-- START OF STORED RECORDS --

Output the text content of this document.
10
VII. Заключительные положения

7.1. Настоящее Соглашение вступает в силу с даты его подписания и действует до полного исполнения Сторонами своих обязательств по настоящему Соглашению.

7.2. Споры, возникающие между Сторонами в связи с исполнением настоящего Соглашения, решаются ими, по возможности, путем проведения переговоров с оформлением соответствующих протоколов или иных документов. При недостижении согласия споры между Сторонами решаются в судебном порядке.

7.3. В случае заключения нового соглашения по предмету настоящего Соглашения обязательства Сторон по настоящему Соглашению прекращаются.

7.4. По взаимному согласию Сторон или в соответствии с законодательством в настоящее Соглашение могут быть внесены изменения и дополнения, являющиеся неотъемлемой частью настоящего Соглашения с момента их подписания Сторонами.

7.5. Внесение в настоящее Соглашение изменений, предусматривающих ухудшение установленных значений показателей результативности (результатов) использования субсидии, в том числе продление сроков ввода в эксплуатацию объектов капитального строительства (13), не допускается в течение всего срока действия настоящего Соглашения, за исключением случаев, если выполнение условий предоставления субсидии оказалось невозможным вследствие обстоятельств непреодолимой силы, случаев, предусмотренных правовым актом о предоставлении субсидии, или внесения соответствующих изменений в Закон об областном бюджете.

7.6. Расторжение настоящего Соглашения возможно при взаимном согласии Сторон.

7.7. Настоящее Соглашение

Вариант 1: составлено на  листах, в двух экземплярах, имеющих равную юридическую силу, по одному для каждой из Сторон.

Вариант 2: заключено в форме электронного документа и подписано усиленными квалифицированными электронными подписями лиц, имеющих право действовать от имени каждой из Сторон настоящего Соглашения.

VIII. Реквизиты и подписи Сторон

-- END OF STORED RECORDS --

:: WORK INSTRUCTIONS ::
Print all of the entries again, exactly as written.

:: CORRECT RESULT ::
Output the text content of this document.
10
VII. Заключительные положения

7.1. Настоящее Соглашение вступает в силу с даты его подписания и действует до полного исполнения Сторонами своих обязательств по настоящему Соглашению.

7.2. Споры, возникающие между Сторонами в связи с исполнением настоящего Соглашения, решаются ими, по возможности, путем проведения переговоров с оформлением соответствующих протоколов или иных документов. При недостижении согласия споры между Сторонами решаются в судебном порядке.

7.3. В случае заключения нового соглашения по предмету настоящего Соглашения обязательства Сторон по настоящему Соглашению прекращаются.

7.4. По взаимному согласию Сторон или в соответствии с законодательством в настоящее Соглашение могут быть внесены изменения и дополнения, являющиеся неотъемлемой частью настоящего Соглашения с момента их подписания Сторонами.

7.5. Внесение в настоящее Соглашение изменений, предусматривающих ухудшение установленных значений показателей результативности (результатов) использования субсидии, в том числе продление сроков ввода в эксплуатацию объектов капитального строительства (13), не допускается в течение всего срока действия настоящего Соглашения, за исключением случаев, если выполнение условий предоставления субсидии оказалось невозможным вследствие обстоятельств непреодолимой силы, случаев, предусмотренных правовым актом о предоставлении субсидии, или внесения соответствующих изменений в Закон об областном бюджете.

7.6. Расторжение настоящего Соглашения возможно при взаимном согласии Сторон.

7.7. Настоящее Соглашение

Вариант 1: составлено на  листах, в двух экземплярах, имеющих равную юридическую силу, по одному для каждой из Сторон.

Вариант 2: заключено в форме электронного документа и подписано усиленными квалифицированными электронными подписями лиц, имеющих право действовать от имени каждой из Сторон настоящего Соглашения.

VIII. Реквизиты и подписи Сторон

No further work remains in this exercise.